**Description of the task:** Restating the data word for word is all that is required.

**Listed records:**
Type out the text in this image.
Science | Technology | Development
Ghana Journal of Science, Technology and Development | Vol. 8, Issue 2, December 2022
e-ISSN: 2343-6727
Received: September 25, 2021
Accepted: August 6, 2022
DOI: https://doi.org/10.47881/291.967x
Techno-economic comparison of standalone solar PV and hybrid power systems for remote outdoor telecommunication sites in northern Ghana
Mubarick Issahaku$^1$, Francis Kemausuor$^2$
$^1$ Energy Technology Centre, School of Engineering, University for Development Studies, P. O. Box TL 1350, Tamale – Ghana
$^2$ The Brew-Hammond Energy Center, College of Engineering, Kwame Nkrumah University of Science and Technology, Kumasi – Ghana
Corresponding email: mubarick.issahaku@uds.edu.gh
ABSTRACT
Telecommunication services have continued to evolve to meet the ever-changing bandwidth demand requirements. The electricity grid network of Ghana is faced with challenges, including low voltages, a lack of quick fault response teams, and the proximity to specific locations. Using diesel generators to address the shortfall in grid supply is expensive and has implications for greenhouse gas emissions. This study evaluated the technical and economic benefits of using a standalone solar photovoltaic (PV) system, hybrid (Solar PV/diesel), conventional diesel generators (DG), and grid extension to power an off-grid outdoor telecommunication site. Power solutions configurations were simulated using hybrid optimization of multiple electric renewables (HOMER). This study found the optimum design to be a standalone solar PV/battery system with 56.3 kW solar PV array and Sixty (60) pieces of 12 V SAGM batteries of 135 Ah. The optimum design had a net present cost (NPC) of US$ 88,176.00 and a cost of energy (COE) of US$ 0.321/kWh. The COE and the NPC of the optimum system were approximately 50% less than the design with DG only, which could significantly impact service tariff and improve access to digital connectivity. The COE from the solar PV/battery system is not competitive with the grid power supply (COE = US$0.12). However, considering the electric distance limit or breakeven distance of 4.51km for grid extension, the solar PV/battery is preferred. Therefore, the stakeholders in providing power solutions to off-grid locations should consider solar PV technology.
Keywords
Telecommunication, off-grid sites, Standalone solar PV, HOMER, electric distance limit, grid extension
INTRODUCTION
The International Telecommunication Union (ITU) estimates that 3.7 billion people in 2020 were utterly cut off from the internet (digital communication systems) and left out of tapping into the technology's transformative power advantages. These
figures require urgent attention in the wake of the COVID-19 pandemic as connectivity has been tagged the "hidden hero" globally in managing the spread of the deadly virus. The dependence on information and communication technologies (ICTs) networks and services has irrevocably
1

**Your response:**
Type out the text in this image.
Science | Technology | Development
Ghana Journal of Science, Technology and Development | Vol. 8, Issue 2, December 2022
e-ISSN: 2343-6727
Received: September 25, 2021
Accepted: August 6, 2022
DOI: https://doi.org/10.47881/291.967x
Techno-economic comparison of standalone solar PV and hybrid power systems for remote outdoor telecommunication sites in northern Ghana
Mubarick Issahaku$^1$, Francis Kemausuor$^2$
$^1$ Energy Technology Centre, School of Engineering, University for Development Studies, P. O. Box TL 1350, Tamale – Ghana
$^2$ The Brew-Hammond Energy Center, College of Engineering, Kwame Nkrumah University of Science and Technology, Kumasi – Ghana
Corresponding email: mubarick.issahaku@uds.edu.gh
ABSTRACT
Telecommunication services have continued to evolve to meet the ever-changing bandwidth demand requirements. The electricity grid network of Ghana is faced with challenges, including low voltages, a lack of quick fault response teams, and the proximity to specific locations. Using diesel generators to address the shortfall in grid supply is expensive and has implications for greenhouse gas emissions. This study evaluated the technical and economic benefits of using a standalone solar photovoltaic (PV) system, hybrid (Solar PV/diesel), conventional diesel generators (DG), and grid extension to power an off-grid outdoor telecommunication site. Power solutions configurations were simulated using hybrid optimization of multiple electric renewables (HOMER). This study found the optimum design to be a standalone solar PV/battery system with 56.3 kW solar PV array and Sixty (60) pieces of 12 V SAGM batteries of 135 Ah. The optimum design had a net present cost (NPC) of US$ 88,176.00 and a cost of energy (COE) of US$ 0.321/kWh. The COE and the NPC of the optimum system were approximately 50% less than the design with DG only, which could significantly impact service tariff and improve access to digital connectivity. The COE from the solar PV/battery system is not competitive with the grid power supply (COE = US$0.12). However, considering the electric distance limit or breakeven distance of 4.51km for grid extension, the solar PV/battery is preferred. Therefore, the stakeholders in providing power solutions to off-grid locations should consider solar PV technology.
Keywords
Telecommunication, off-grid sites, Standalone solar PV, HOMER, electric distance limit, grid extension
INTRODUCTION
The International Telecommunication Union (ITU) estimates that 3.7 billion people in 2020 were utterly cut off from the internet (digital communication systems) and left out of tapping into the technology's transformative power advantages. These
figures require urgent attention in the wake of the COVID-19 pandemic as connectivity has been tagged the "hidden hero" globally in managing the spread of the deadly virus. The dependence on information and communication technologies (ICTs) networks and services has irrevocably
1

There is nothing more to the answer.